Texte du document —
• • • • •
Alors que la majorité des pouvoirs de décisions du groupe se concentrent entre les mains de Benjamin Smith, les Néerlandais craignent une mise à l'écart de leur aéroport d'Amsterdam-Schiphol. "Une décision de Smith favorisant l'aéroport de Charles De Gaulle au détriment de celui d'Amsterdam-Schiphol, primordial dans la stratégie de KLM, serait inacceptable pour les Néerlandais", analyse Henri Sterdyniak. Christophe Ramaux renchérit : "Il est aussi capital pour KLM que Roissy l'est pour Air France". L'économiste voit l'arrivée en force de l'Etat néerlandais dans le capital d'Air France-KLM comme "le marqueur d'une vraie politique industrielle qui fait défaut à la France" : "Au Pays-Bas, on se bat pour que l'aéroport d'Amsterdam-Schiphol conserve son importance au bénéfice de KLM. L'Etat français, lui, préfère privatiser Aéroport de Paris".
• • • • •
Objectif énoncé A — Recopiez à l'identique les enregistrements depuis leur toute première ligne jusqu'à la ligne contenant "series-line-2012: [92, 22, 987, 452]", celle-ci comprise.
• • • • •
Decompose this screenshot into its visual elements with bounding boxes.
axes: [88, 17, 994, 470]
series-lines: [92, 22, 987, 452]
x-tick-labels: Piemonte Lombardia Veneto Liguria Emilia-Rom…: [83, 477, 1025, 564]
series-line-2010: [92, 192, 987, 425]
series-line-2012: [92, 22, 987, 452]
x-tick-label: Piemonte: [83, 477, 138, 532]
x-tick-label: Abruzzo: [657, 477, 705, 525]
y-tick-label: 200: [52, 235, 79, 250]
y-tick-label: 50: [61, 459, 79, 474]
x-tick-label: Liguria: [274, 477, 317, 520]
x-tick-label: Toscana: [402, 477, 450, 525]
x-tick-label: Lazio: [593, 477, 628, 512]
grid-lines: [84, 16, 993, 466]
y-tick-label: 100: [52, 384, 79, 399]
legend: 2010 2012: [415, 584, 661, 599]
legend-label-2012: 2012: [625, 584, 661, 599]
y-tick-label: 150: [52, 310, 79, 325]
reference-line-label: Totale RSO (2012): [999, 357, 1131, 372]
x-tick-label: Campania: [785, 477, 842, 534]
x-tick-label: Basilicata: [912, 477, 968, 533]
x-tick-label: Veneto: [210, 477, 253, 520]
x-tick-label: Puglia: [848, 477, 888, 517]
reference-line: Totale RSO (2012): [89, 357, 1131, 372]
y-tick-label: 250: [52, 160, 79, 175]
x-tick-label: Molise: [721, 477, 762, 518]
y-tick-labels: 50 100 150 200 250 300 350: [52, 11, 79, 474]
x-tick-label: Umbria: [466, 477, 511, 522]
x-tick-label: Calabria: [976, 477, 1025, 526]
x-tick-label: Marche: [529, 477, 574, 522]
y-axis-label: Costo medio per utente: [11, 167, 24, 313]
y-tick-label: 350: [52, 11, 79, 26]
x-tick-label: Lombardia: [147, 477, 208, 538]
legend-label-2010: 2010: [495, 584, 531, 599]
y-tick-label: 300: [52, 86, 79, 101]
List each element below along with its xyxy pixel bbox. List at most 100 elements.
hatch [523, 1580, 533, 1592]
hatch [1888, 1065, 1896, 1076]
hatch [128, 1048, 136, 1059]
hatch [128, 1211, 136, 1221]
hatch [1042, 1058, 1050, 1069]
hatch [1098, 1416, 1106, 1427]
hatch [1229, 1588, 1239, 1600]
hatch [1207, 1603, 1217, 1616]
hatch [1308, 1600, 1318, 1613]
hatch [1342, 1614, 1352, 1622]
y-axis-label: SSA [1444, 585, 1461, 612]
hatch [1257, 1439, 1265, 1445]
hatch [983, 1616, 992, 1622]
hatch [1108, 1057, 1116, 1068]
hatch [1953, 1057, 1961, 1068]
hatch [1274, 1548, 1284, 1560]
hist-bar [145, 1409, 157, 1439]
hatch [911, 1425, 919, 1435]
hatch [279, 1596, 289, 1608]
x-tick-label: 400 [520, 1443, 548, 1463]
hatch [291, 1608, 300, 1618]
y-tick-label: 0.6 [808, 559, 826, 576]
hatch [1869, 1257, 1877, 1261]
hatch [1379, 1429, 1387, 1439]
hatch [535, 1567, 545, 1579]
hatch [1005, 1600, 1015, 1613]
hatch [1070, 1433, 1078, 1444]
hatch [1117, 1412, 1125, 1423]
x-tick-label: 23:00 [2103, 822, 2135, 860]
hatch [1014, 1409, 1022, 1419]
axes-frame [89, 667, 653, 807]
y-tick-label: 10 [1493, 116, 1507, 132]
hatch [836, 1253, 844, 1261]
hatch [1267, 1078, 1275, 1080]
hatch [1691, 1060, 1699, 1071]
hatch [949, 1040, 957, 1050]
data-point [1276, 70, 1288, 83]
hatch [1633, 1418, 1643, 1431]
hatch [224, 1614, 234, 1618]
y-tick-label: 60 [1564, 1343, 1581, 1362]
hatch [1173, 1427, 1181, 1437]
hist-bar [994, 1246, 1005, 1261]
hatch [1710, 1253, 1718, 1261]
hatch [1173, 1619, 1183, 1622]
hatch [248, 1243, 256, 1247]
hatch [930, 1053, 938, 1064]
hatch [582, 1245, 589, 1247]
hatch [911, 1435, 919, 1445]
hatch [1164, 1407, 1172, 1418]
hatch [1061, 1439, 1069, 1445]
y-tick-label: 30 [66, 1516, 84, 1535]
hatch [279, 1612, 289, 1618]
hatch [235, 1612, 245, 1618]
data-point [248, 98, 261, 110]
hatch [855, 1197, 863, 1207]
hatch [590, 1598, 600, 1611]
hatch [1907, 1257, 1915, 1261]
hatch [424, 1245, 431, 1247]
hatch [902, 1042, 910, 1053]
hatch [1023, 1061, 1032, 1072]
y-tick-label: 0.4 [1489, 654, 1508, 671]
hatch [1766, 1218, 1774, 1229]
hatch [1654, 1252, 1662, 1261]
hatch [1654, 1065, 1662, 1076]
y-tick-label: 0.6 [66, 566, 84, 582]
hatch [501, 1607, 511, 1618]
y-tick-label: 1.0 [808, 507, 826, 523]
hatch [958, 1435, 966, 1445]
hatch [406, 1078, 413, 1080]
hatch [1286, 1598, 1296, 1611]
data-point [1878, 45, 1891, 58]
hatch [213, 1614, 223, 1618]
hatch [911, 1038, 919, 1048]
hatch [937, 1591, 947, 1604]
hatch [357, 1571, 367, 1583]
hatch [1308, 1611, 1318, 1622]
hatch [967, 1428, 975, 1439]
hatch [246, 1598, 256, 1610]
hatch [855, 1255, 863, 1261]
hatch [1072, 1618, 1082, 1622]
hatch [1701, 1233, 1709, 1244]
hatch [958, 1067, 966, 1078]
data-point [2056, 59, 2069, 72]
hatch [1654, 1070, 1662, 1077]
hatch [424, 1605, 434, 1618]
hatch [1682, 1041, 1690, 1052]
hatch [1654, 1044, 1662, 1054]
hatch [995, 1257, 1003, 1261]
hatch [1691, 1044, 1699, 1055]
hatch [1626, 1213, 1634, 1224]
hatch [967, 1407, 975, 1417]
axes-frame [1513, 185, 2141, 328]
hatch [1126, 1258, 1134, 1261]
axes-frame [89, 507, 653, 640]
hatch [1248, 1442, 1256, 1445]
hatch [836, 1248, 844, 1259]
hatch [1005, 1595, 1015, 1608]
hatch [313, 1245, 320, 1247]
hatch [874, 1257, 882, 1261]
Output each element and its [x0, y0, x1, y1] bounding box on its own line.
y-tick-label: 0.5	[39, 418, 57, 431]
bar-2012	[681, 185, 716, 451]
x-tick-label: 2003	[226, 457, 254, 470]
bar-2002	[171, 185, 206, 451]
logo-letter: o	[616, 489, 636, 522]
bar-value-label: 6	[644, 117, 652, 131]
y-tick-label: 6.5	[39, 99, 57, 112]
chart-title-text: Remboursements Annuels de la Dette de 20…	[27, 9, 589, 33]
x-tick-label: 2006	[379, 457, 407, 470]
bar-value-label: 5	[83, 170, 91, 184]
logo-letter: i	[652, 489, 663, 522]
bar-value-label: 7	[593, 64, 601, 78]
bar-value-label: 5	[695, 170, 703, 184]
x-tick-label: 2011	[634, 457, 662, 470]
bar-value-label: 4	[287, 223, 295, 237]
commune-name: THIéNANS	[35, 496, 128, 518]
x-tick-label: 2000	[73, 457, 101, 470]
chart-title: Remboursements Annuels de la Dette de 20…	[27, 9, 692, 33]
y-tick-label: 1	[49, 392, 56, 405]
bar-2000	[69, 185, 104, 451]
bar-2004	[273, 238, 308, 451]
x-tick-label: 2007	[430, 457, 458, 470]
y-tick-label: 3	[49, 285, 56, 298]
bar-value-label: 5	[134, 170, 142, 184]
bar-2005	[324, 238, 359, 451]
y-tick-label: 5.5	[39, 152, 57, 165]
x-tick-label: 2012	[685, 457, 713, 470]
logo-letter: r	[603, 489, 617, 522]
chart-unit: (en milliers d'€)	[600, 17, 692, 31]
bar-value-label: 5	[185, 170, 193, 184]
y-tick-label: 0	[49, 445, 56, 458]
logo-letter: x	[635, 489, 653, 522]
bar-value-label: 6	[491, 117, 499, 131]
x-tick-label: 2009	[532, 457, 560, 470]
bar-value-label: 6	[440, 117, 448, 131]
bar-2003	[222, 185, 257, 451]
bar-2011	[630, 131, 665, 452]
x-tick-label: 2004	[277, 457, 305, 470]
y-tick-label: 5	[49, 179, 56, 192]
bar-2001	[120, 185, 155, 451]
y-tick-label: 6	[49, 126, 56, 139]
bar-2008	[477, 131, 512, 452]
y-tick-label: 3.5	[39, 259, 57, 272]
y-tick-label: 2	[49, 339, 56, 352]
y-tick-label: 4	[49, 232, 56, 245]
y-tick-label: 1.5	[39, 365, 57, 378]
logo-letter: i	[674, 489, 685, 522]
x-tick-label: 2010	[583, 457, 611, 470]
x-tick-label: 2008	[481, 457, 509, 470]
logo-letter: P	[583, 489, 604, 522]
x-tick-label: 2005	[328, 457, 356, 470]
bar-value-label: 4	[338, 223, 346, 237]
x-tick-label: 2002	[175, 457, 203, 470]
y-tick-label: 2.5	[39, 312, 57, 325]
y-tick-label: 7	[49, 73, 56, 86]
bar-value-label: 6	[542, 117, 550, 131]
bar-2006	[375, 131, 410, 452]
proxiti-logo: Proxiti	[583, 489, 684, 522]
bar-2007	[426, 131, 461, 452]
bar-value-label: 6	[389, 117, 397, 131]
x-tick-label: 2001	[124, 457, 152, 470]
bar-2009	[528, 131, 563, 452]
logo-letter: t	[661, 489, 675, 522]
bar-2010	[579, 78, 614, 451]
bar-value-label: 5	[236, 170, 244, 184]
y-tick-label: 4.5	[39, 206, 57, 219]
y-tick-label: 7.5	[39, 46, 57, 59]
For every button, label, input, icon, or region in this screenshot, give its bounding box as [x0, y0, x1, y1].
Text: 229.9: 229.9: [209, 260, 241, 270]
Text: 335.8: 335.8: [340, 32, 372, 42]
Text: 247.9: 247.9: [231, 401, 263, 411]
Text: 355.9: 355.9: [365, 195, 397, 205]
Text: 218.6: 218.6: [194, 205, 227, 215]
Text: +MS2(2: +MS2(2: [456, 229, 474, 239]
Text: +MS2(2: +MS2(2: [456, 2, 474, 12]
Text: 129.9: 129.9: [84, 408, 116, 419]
• • • • •
Objectif énoncé B — Rédigez la suite du texte sur Air France-KLM et l'aéroport d'Amsterdam-Schiphol en reprenant après sa dernière phrase.

Réponse rédigée A —
Decompose this screenshot into its visual elements with bounding boxes.
axes: [88, 17, 994, 470]
series-lines: [92, 22, 987, 452]
x-tick-labels: Piemonte Lombardia Veneto Liguria Emilia-Rom…: [83, 477, 1025, 564]
series-line-2010: [92, 192, 987, 425]
series-line-2012: [92, 22, 987, 452]

Réponse rédigée B —
Pour Christophe Ramaux, cette situation est ainsi la suite logique de l'attitude adoptée jusqu'ici par le gouvernement français vis-à-vis du groupe aéronautique : "Air France est prise en tenaille entre des compagnies low-cost et des compagnies du Golfe, largement subventionnées par leur pays d'origine,analyse-t-il. Si la seule réponse du gouvernement est que le marché doit faire son oeuvre, c'est complètement naïf". Une position qui rend selon lui logique la stratégie de l'Etat néerlandais : "Un État réputé ultra libéral donne une leçon de colbertisme ! s'exclame-t-il. Ils ont compris que la puissance publique se doit de jouer un rôle majeur dans ces questions de politiques industrielles dont dépendent de vraies notions de souveraineté."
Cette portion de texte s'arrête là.